_Problem to work on_
Every line below that holds the string "assignment" should be copied out.
-- begin The records --
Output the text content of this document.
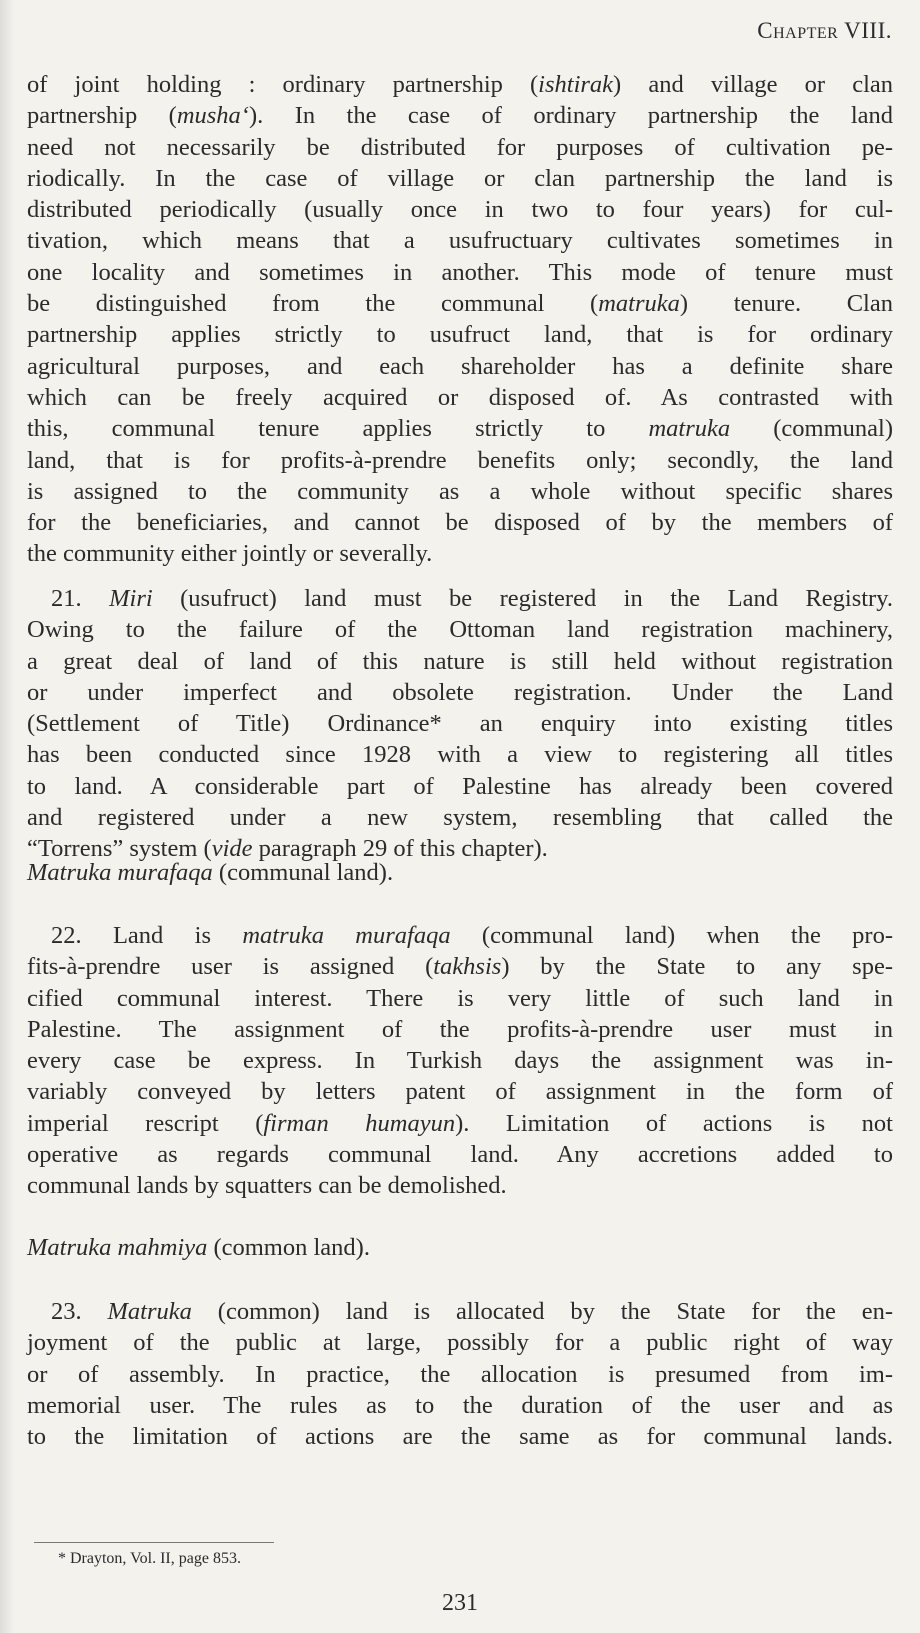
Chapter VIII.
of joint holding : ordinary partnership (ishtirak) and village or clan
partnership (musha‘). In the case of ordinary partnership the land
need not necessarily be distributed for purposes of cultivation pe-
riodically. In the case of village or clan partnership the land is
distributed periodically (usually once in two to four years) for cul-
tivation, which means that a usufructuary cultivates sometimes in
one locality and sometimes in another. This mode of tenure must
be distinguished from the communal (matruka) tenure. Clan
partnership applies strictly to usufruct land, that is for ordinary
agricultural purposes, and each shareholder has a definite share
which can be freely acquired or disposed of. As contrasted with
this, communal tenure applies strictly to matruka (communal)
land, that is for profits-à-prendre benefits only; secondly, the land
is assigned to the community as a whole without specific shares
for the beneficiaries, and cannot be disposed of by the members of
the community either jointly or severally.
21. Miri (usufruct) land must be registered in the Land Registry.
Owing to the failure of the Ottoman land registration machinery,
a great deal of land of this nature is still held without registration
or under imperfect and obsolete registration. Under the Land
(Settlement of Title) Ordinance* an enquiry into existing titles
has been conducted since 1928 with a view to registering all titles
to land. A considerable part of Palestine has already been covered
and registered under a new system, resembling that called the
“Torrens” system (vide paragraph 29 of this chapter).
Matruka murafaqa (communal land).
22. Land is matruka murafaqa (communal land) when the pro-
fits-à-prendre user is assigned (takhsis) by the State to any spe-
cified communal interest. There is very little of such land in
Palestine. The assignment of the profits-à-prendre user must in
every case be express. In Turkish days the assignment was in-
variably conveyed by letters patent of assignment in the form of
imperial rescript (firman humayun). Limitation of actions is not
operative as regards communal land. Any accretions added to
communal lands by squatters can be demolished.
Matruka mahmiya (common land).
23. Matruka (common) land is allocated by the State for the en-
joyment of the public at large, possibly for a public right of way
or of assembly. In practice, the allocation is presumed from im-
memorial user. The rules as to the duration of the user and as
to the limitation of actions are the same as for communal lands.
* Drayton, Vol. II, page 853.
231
-- end The records --
-- begin The records --
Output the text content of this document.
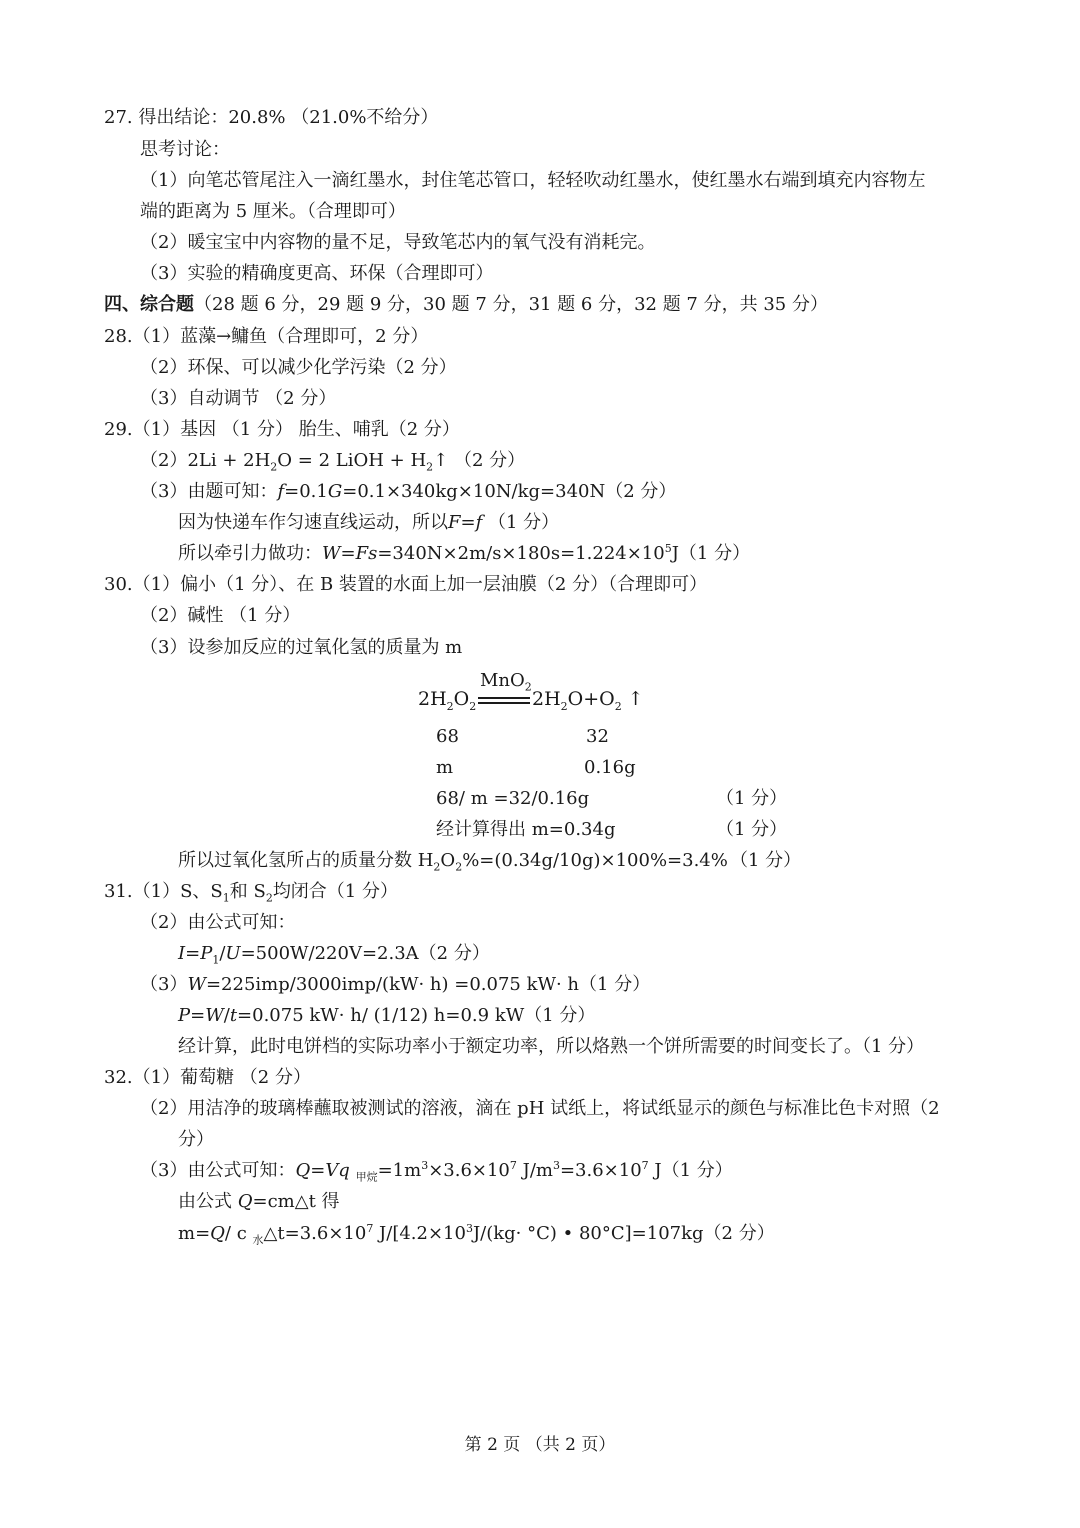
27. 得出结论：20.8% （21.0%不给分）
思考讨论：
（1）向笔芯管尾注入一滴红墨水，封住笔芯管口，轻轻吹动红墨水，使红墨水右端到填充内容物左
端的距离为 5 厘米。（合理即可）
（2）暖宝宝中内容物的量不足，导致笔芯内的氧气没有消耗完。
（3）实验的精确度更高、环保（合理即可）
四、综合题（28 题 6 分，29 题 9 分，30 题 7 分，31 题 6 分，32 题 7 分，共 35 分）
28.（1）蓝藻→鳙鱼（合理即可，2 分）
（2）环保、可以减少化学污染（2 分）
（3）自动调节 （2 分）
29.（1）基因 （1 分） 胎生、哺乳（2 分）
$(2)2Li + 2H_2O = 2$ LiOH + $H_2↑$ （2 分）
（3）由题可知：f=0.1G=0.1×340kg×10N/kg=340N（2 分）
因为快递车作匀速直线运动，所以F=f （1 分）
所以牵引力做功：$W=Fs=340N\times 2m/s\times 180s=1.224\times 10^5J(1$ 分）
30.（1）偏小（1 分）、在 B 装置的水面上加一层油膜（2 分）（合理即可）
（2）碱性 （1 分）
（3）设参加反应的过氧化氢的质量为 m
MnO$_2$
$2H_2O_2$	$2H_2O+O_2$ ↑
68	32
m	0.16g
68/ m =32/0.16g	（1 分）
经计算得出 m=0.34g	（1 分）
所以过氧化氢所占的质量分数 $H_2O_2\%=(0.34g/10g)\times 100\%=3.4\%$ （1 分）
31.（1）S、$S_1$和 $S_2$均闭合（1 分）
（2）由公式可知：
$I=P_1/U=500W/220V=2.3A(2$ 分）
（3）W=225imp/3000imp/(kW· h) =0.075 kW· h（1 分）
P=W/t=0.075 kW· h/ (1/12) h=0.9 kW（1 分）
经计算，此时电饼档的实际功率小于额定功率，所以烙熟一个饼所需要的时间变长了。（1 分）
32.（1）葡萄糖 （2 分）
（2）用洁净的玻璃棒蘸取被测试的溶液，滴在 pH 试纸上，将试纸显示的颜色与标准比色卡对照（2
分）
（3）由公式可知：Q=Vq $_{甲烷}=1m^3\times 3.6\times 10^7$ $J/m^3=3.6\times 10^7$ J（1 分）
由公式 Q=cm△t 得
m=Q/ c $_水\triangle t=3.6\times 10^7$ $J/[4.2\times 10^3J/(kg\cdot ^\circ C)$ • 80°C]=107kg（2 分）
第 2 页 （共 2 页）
-- end The records --
_Result for this exercise_
Palestine. The assignment of the profits-à-prendre user must in
every case be express. In Turkish days the assignment was in-
variably conveyed by letters patent of assignment in the form of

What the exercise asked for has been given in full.